■ WHAT THE TASK ASKS ■
Locate the string "Rate" in the records below. Copy every line where it occurs.

►

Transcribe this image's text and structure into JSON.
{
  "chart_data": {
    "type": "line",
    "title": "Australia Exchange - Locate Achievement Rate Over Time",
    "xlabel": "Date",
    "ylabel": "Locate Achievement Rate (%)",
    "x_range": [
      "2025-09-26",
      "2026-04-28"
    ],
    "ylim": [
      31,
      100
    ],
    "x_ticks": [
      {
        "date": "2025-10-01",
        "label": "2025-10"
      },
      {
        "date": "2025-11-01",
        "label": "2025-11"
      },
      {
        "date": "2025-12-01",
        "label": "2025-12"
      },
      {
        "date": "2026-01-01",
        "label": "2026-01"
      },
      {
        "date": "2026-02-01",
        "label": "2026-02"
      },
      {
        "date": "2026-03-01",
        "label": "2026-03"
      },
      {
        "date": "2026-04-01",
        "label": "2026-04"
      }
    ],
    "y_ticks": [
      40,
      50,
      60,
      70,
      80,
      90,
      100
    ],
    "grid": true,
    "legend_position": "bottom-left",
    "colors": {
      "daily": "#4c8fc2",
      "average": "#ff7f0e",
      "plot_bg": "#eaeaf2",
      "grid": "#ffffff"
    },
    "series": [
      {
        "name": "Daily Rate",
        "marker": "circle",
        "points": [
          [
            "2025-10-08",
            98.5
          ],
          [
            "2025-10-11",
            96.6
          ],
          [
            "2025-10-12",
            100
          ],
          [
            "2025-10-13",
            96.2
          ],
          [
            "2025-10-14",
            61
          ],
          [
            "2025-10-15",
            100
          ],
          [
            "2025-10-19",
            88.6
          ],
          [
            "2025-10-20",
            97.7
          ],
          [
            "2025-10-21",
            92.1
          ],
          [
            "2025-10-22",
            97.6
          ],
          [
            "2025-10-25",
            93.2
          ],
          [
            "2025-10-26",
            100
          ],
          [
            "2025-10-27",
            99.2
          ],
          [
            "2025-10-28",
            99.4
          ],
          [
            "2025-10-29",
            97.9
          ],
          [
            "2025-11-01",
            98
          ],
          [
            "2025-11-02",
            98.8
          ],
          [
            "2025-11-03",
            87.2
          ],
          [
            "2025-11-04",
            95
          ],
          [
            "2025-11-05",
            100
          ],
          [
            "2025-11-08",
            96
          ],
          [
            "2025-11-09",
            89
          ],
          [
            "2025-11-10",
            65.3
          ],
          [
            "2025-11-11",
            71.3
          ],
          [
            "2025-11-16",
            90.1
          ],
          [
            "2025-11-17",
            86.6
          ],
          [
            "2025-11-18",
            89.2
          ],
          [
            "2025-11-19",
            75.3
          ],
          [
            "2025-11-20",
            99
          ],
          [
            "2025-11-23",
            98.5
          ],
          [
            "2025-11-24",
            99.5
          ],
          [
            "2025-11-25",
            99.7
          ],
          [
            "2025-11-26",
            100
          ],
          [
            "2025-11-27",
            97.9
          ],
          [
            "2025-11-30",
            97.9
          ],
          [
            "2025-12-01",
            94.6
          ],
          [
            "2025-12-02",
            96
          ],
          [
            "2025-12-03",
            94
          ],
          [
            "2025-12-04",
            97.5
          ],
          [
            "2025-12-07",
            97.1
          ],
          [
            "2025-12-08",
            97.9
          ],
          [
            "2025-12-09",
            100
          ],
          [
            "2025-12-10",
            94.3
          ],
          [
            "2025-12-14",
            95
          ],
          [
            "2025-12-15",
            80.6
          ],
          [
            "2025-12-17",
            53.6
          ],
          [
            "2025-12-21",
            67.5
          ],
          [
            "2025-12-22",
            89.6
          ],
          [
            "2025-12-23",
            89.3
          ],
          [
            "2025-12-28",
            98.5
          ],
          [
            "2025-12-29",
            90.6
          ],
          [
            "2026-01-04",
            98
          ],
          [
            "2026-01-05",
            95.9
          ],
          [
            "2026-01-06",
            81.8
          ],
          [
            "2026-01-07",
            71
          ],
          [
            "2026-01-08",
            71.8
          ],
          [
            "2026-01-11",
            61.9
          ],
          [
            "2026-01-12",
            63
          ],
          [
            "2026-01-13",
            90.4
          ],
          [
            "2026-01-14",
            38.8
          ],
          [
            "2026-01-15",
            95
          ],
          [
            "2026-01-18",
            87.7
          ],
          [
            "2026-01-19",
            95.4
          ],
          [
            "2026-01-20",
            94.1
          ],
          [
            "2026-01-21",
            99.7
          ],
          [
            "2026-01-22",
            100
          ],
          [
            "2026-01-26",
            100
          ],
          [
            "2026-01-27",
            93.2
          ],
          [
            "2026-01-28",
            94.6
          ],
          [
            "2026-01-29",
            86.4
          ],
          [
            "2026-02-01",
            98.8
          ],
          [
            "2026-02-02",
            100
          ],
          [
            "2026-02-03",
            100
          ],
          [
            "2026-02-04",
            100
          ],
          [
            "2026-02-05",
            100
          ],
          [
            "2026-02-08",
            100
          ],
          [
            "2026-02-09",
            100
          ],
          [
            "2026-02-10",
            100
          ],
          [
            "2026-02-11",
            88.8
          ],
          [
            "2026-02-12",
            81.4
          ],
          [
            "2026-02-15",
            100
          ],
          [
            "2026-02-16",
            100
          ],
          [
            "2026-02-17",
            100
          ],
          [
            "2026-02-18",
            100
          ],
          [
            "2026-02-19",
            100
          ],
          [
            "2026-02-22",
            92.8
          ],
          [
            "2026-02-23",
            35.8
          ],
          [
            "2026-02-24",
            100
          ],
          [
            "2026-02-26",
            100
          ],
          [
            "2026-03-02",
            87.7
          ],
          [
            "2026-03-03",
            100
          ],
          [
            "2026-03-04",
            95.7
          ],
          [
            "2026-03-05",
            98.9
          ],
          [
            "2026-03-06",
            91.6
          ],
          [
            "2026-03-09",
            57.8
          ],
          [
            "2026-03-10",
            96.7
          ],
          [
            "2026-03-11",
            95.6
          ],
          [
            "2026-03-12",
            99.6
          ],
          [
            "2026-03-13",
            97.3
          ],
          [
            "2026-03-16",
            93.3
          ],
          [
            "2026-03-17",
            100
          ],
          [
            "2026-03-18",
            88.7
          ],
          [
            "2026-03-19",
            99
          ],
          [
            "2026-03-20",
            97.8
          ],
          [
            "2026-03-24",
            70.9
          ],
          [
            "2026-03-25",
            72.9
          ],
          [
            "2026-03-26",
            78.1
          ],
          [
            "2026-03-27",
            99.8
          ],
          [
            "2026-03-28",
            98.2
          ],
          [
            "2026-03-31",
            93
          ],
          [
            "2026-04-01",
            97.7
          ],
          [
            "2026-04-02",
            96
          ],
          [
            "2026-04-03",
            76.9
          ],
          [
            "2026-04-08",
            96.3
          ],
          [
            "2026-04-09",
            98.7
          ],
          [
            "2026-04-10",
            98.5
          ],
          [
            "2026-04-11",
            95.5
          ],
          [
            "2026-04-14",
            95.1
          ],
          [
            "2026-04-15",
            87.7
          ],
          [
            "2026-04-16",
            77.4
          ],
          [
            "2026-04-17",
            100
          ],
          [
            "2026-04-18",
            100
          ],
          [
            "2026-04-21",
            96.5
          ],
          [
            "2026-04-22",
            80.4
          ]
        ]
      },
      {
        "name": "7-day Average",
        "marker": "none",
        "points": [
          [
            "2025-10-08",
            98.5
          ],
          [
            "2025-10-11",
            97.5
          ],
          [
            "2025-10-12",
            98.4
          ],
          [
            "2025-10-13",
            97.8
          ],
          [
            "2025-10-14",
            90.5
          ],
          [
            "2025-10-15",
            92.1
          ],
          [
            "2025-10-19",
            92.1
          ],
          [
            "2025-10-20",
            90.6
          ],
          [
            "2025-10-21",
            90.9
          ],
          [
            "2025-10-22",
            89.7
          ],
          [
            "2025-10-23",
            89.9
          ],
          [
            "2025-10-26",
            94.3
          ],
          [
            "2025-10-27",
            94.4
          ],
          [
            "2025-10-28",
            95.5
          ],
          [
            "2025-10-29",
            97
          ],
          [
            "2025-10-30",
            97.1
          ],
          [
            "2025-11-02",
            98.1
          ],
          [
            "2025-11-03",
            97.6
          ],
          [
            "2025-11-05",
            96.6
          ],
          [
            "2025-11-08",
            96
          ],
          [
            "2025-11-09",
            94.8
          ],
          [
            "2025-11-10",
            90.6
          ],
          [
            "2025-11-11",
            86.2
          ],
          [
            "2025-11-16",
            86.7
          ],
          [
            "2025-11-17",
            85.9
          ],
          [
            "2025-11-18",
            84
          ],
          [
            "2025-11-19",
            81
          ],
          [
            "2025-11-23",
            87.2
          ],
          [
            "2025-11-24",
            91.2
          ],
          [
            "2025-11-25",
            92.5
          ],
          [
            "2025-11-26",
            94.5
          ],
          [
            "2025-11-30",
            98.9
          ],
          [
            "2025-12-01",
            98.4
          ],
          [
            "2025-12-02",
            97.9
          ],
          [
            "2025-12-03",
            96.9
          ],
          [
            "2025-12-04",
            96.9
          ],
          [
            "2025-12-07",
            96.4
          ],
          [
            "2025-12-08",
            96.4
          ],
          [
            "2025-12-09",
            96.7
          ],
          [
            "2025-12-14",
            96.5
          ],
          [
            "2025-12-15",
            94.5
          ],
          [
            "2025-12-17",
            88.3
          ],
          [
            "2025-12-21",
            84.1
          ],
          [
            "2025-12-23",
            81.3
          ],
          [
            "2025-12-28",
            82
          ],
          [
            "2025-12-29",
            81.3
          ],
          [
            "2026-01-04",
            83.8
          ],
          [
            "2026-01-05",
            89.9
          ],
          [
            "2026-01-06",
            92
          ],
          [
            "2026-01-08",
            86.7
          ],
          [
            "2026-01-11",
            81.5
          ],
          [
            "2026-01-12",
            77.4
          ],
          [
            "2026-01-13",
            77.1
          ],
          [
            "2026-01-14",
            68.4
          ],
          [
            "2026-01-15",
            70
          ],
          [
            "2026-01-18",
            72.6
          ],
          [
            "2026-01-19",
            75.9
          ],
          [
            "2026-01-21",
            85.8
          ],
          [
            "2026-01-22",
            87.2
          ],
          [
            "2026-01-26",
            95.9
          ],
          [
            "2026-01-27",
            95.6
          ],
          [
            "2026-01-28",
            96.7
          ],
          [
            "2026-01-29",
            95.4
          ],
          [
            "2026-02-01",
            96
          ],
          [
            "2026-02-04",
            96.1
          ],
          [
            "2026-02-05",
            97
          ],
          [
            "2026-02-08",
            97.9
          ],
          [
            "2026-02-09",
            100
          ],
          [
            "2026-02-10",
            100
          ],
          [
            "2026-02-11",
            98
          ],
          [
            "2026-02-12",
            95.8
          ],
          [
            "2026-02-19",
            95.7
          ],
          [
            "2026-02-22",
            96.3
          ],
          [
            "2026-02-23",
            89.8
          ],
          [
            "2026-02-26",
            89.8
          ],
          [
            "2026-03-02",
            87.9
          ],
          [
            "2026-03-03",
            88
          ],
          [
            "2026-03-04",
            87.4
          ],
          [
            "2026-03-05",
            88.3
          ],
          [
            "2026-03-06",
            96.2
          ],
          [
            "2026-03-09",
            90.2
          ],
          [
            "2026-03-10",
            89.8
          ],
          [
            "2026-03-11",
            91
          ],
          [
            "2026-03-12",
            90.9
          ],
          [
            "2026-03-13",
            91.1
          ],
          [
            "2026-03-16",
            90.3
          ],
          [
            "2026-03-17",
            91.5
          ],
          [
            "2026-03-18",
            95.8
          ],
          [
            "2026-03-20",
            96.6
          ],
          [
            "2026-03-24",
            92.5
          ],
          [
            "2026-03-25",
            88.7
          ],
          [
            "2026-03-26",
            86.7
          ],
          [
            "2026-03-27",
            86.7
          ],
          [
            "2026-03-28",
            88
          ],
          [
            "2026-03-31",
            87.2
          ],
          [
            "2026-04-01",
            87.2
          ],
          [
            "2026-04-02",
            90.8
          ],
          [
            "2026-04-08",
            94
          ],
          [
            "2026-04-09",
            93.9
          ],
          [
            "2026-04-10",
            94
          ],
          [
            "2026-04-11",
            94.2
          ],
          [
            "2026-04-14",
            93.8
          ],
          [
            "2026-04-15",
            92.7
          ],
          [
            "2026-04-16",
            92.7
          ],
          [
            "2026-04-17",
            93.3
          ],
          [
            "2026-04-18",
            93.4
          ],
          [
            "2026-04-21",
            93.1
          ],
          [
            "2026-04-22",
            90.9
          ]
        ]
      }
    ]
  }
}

◄

■ SOLUTION ■
    "title": "Australia Exchange - Locate Achievement Rate Over Time",
    "ylabel": "Locate Achievement Rate (%)",
        "name": "Daily Rate",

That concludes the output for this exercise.